Data

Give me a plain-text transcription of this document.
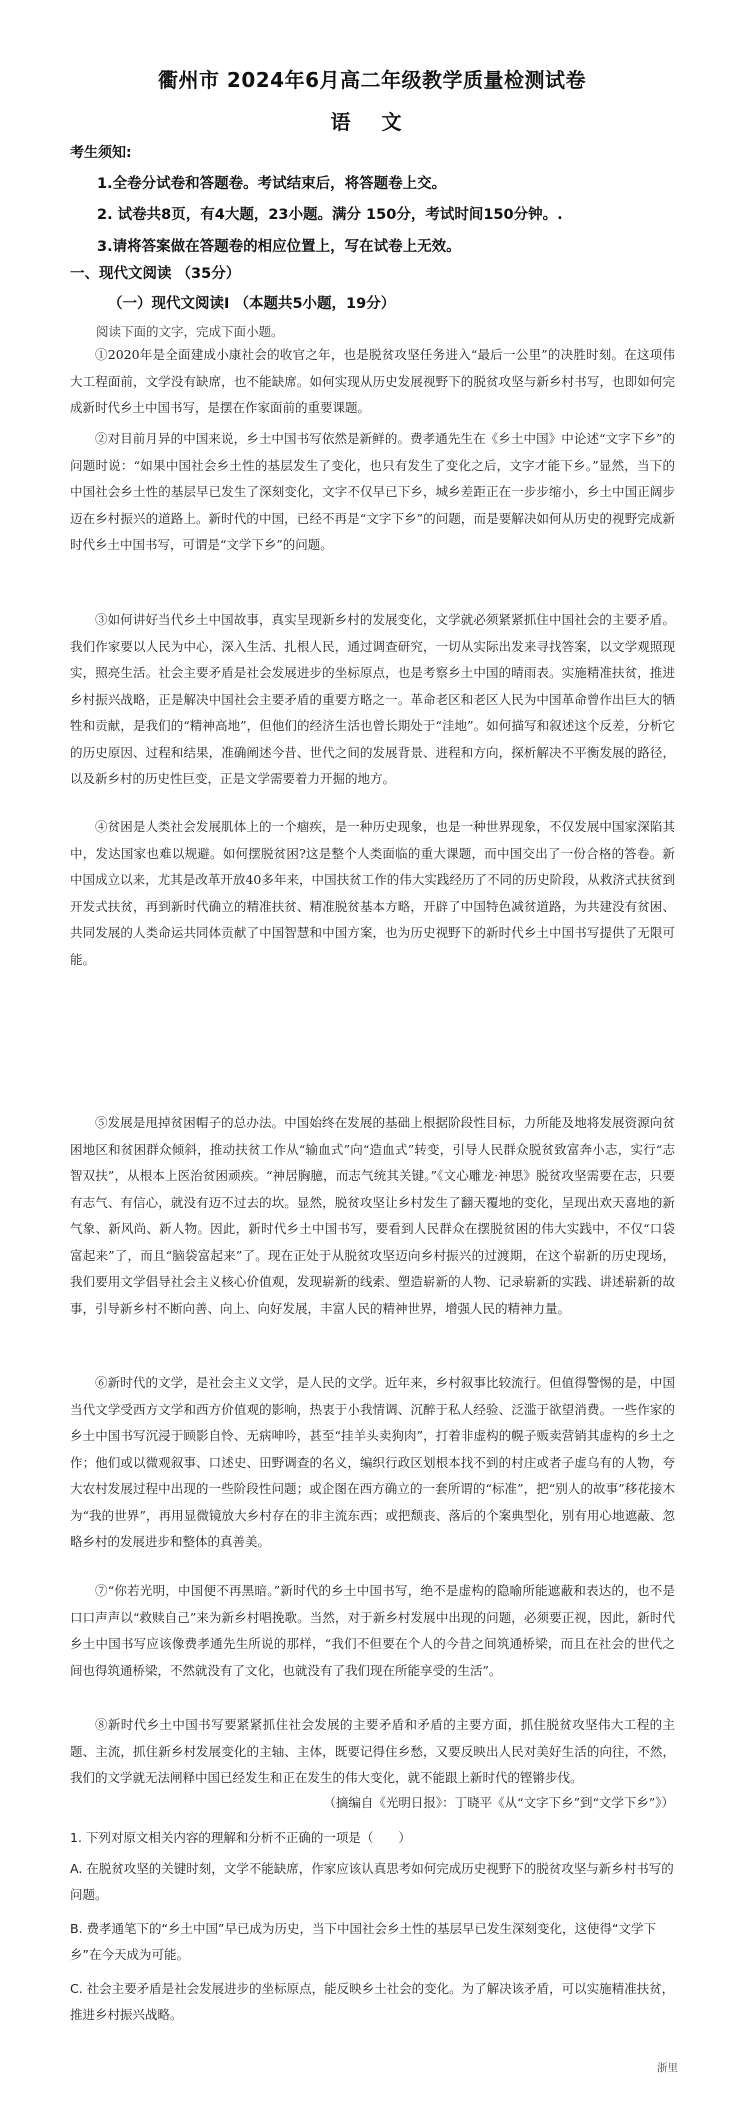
衢州市 2024年6月高二年级教学质量检测试卷
语 文
考生须知:
1.全卷分试卷和答题卷。考试结束后，将答题卷上交。
2. 试卷共8页，有4大题，23小题。满分 150分，考试时间150分钟。.
3.请将答案做在答题卷的相应位置上，写在试卷上无效。
一、现代文阅读 （35分）
（一）现代文阅读Ⅰ （本题共5小题，19分）
阅读下面的文字，完成下面小题。

①2020年是全面建成小康社会的收官之年，也是脱贫攻坚任务进入“最后一公里”的决胜时刻。在这项伟大工程面前，文学没有缺席，也不能缺席。如何实现从历史发展视野下的脱贫攻坚与新乡村书写，也即如何完成新时代乡土中国书写，是摆在作家面前的重要课题。

②对目前月异的中国来说，乡土中国书写依然是新鲜的。费孝通先生在《乡土中国》中论述“文字下乡”的问题时说：“如果中国社会乡土性的基层发生了变化，也只有发生了变化之后，文字才能下乡。”显然，当下的中国社会乡土性的基层早已发生了深刻变化，文字不仅早已下乡，城乡差距正在一步步缩小，乡土中国正阔步迈在乡村振兴的道路上。新时代的中国，已经不再是“文字下乡”的问题，而是要解决如何从历史的视野完成新时代乡土中国书写，可谓是“文学下乡”的问题。

③如何讲好当代乡土中国故事，真实呈现新乡村的发展变化，文学就必须紧紧抓住中国社会的主要矛盾。我们作家要以人民为中心，深入生活、扎根人民，通过调查研究，一切从实际出发来寻找答案，以文学观照现实，照亮生活。社会主要矛盾是社会发展进步的坐标原点，也是考察乡土中国的晴雨表。实施精准扶贫，推进乡村振兴战略，正是解决中国社会主要矛盾的重要方略之一。革命老区和老区人民为中国革命曾作出巨大的牺牲和贡献，是我们的“精神高地”，但他们的经济生活也曾长期处于“洼地”。如何描写和叙述这个反差，分析它的历史原因、过程和结果，准确阐述今昔、世代之间的发展背景、进程和方向，探析解决不平衡发展的路径，以及新乡村的历史性巨变，正是文学需要着力开掘的地方。

④贫困是人类社会发展肌体上的一个痼疾，是一种历史现象，也是一种世界现象，不仅发展中国家深陷其中，发达国家也难以规避。如何摆脱贫困?这是整个人类面临的重大课题，而中国交出了一份合格的答卷。新中国成立以来，尤其是改革开放40多年来，中国扶贫工作的伟大实践经历了不同的历史阶段，从救济式扶贫到开发式扶贫，再到新时代确立的精准扶贫、精准脱贫基本方略，开辟了中国特色减贫道路，为共建没有贫困、共同发展的人类命运共同体贡献了中国智慧和中国方案，也为历史视野下的新时代乡土中国书写提供了无限可能。

⑤发展是甩掉贫困帽子的总办法。中国始终在发展的基础上根据阶段性目标，力所能及地将发展资源向贫困地区和贫困群众倾斜，推动扶贫工作从“输血式”向“造血式”转变，引导人民群众脱贫致富奔小志，实行“志智双扶”，从根本上医治贫困顽疾。“神居胸臆，而志气统其关键。”《文心雕龙·神思》脱贫攻坚需要在志，只要有志气、有信心，就没有迈不过去的坎。显然，脱贫攻坚让乡村发生了翻天覆地的变化，呈现出欢天喜地的新气象、新风尚、新人物。因此，新时代乡土中国书写，要看到人民群众在摆脱贫困的伟大实践中，不仅“口袋富起来”了，而且“脑袋富起来”了。现在正处于从脱贫攻坚迈向乡村振兴的过渡期，在这个崭新的历史现场，我们要用文学倡导社会主义核心价值观，发现崭新的线索、塑造崭新的人物、记录崭新的实践、讲述崭新的故事，引导新乡村不断向善、向上、向好发展，丰富人民的精神世界，增强人民的精神力量。

⑥新时代的文学，是社会主义文学，是人民的文学。近年来，乡村叙事比较流行。但值得警惕的是，中国当代文学受西方文学和西方价值观的影响，热衷于小我情调、沉醉于私人经验、泛滥于欲望消费。一些作家的乡土中国书写沉浸于顾影自怜、无病呻吟，甚至“挂羊头卖狗肉”，打着非虚构的幌子贩卖营销其虚构的乡土之作；他们或以微观叙事、口述史、田野调查的名义，编织行政区划根本找不到的村庄或者子虚乌有的人物，夸大农村发展过程中出现的一些阶段性问题；或企图在西方确立的一套所谓的“标准”，把“别人的故事”移花接木为“我的世界”，再用显微镜放大乡村存在的非主流东西；或把颓丧、落后的个案典型化，别有用心地遮蔽、忽略乡村的发展进步和整体的真善美。

⑦“你若光明，中国便不再黑暗。”新时代的乡土中国书写，绝不是虚构的隐喻所能遮蔽和表达的，也不是口口声声以“救赎自己”来为新乡村唱挽歌。当然，对于新乡村发展中出现的问题，必须要正视，因此，新时代乡土中国书写应该像费孝通先生所说的那样，“我们不但要在个人的今昔之间筑通桥梁，而且在社会的世代之间也得筑通桥梁，不然就没有了文化，也就没有了我们现在所能享受的生活”。

⑧新时代乡土中国书写要紧紧抓住社会发展的主要矛盾和矛盾的主要方面，抓住脱贫攻坚伟大工程的主题、主流，抓住新乡村发展变化的主轴、主体，既要记得住乡愁，又要反映出人民对美好生活的向往，不然，我们的文学就无法闸释中国已经发生和正在发生的伟大变化，就不能跟上新时代的铿锵步伐。

（摘编自《光明日报》：丁晓平《从“文字下乡”到“文学下乡”》）

1. 下列对原文相关内容的理解和分析不正确的一项是（　　）

A. 在脱贫攻坚的关键时刻，文学不能缺席，作家应该认真思考如何完成历史视野下的脱贫攻坚与新乡村书写的问题。

B. 费孝通笔下的“乡土中国”早已成为历史，当下中国社会乡土性的基层早已发生深刻变化，这使得“文学下乡”在今天成为可能。

C. 社会主要矛盾是社会发展进步的坐标原点，能反映乡土社会的变化。为了解决该矛盾，可以实施精准扶贫，推进乡村振兴战略。

浙里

Task to carry out
Using the material above, set down every line exactly, but skip the pictures.

Finished answer
Give me a plain-text transcription of this document.
衢州市 2024年6月高二年级教学质量检测试卷
语 文
考生须知:
1.全卷分试卷和答题卷。考试结束后，将答题卷上交。
2. 试卷共8页，有4大题，23小题。满分 150分，考试时间150分钟。.
3.请将答案做在答题卷的相应位置上，写在试卷上无效。
一、现代文阅读 （35分）
（一）现代文阅读Ⅰ （本题共5小题，19分）
阅读下面的文字，完成下面小题。

①2020年是全面建成小康社会的收官之年，也是脱贫攻坚任务进入“最后一公里”的决胜时刻。在这项伟大工程面前，文学没有缺席，也不能缺席。如何实现从历史发展视野下的脱贫攻坚与新乡村书写，也即如何完成新时代乡土中国书写，是摆在作家面前的重要课题。

②对目前月异的中国来说，乡土中国书写依然是新鲜的。费孝通先生在《乡土中国》中论述“文字下乡”的问题时说：“如果中国社会乡土性的基层发生了变化，也只有发生了变化之后，文字才能下乡。”显然，当下的中国社会乡土性的基层早已发生了深刻变化，文字不仅早已下乡，城乡差距正在一步步缩小，乡土中国正阔步迈在乡村振兴的道路上。新时代的中国，已经不再是“文字下乡”的问题，而是要解决如何从历史的视野完成新时代乡土中国书写，可谓是“文学下乡”的问题。

③如何讲好当代乡土中国故事，真实呈现新乡村的发展变化，文学就必须紧紧抓住中国社会的主要矛盾。我们作家要以人民为中心，深入生活、扎根人民，通过调查研究，一切从实际出发来寻找答案，以文学观照现实，照亮生活。社会主要矛盾是社会发展进步的坐标原点，也是考察乡土中国的晴雨表。实施精准扶贫，推进乡村振兴战略，正是解决中国社会主要矛盾的重要方略之一。革命老区和老区人民为中国革命曾作出巨大的牺牲和贡献，是我们的“精神高地”，但他们的经济生活也曾长期处于“洼地”。如何描写和叙述这个反差，分析它的历史原因、过程和结果，准确阐述今昔、世代之间的发展背景、进程和方向，探析解决不平衡发展的路径，以及新乡村的历史性巨变，正是文学需要着力开掘的地方。

④贫困是人类社会发展肌体上的一个痼疾，是一种历史现象，也是一种世界现象，不仅发展中国家深陷其中，发达国家也难以规避。如何摆脱贫困?这是整个人类面临的重大课题，而中国交出了一份合格的答卷。新中国成立以来，尤其是改革开放40多年来，中国扶贫工作的伟大实践经历了不同的历史阶段，从救济式扶贫到开发式扶贫，再到新时代确立的精准扶贫、精准脱贫基本方略，开辟了中国特色减贫道路，为共建没有贫困、共同发展的人类命运共同体贡献了中国智慧和中国方案，也为历史视野下的新时代乡土中国书写提供了无限可能。

⑤发展是甩掉贫困帽子的总办法。中国始终在发展的基础上根据阶段性目标，力所能及地将发展资源向贫困地区和贫困群众倾斜，推动扶贫工作从“输血式”向“造血式”转变，引导人民群众脱贫致富奔小志，实行“志智双扶”，从根本上医治贫困顽疾。“神居胸臆，而志气统其关键。”《文心雕龙·神思》脱贫攻坚需要在志，只要有志气、有信心，就没有迈不过去的坎。显然，脱贫攻坚让乡村发生了翻天覆地的变化，呈现出欢天喜地的新气象、新风尚、新人物。因此，新时代乡土中国书写，要看到人民群众在摆脱贫困的伟大实践中，不仅“口袋富起来”了，而且“脑袋富起来”了。现在正处于从脱贫攻坚迈向乡村振兴的过渡期，在这个崭新的历史现场，我们要用文学倡导社会主义核心价值观，发现崭新的线索、塑造崭新的人物、记录崭新的实践、讲述崭新的故事，引导新乡村不断向善、向上、向好发展，丰富人民的精神世界，增强人民的精神力量。

⑥新时代的文学，是社会主义文学，是人民的文学。近年来，乡村叙事比较流行。但值得警惕的是，中国当代文学受西方文学和西方价值观的影响，热衷于小我情调、沉醉于私人经验、泛滥于欲望消费。一些作家的乡土中国书写沉浸于顾影自怜、无病呻吟，甚至“挂羊头卖狗肉”，打着非虚构的幌子贩卖营销其虚构的乡土之作；他们或以微观叙事、口述史、田野调查的名义，编织行政区划根本找不到的村庄或者子虚乌有的人物，夸大农村发展过程中出现的一些阶段性问题；或企图在西方确立的一套所谓的“标准”，把“别人的故事”移花接木为“我的世界”，再用显微镜放大乡村存在的非主流东西；或把颓丧、落后的个案典型化，别有用心地遮蔽、忽略乡村的发展进步和整体的真善美。

⑦“你若光明，中国便不再黑暗。”新时代的乡土中国书写，绝不是虚构的隐喻所能遮蔽和表达的，也不是口口声声以“救赎自己”来为新乡村唱挽歌。当然，对于新乡村发展中出现的问题，必须要正视，因此，新时代乡土中国书写应该像费孝通先生所说的那样，“我们不但要在个人的今昔之间筑通桥梁，而且在社会的世代之间也得筑通桥梁，不然就没有了文化，也就没有了我们现在所能享受的生活”。

⑧新时代乡土中国书写要紧紧抓住社会发展的主要矛盾和矛盾的主要方面，抓住脱贫攻坚伟大工程的主题、主流，抓住新乡村发展变化的主轴、主体，既要记得住乡愁，又要反映出人民对美好生活的向往，不然，我们的文学就无法闸释中国已经发生和正在发生的伟大变化，就不能跟上新时代的铿锵步伐。

（摘编自《光明日报》：丁晓平《从“文字下乡”到“文学下乡”》）

1. 下列对原文相关内容的理解和分析不正确的一项是（　　）

A. 在脱贫攻坚的关键时刻，文学不能缺席，作家应该认真思考如何完成历史视野下的脱贫攻坚与新乡村书写的问题。

B. 费孝通笔下的“乡土中国”早已成为历史，当下中国社会乡土性的基层早已发生深刻变化，这使得“文学下乡”在今天成为可能。

C. 社会主要矛盾是社会发展进步的坐标原点，能反映乡土社会的变化。为了解决该矛盾，可以实施精准扶贫，推进乡村振兴战略。

浙里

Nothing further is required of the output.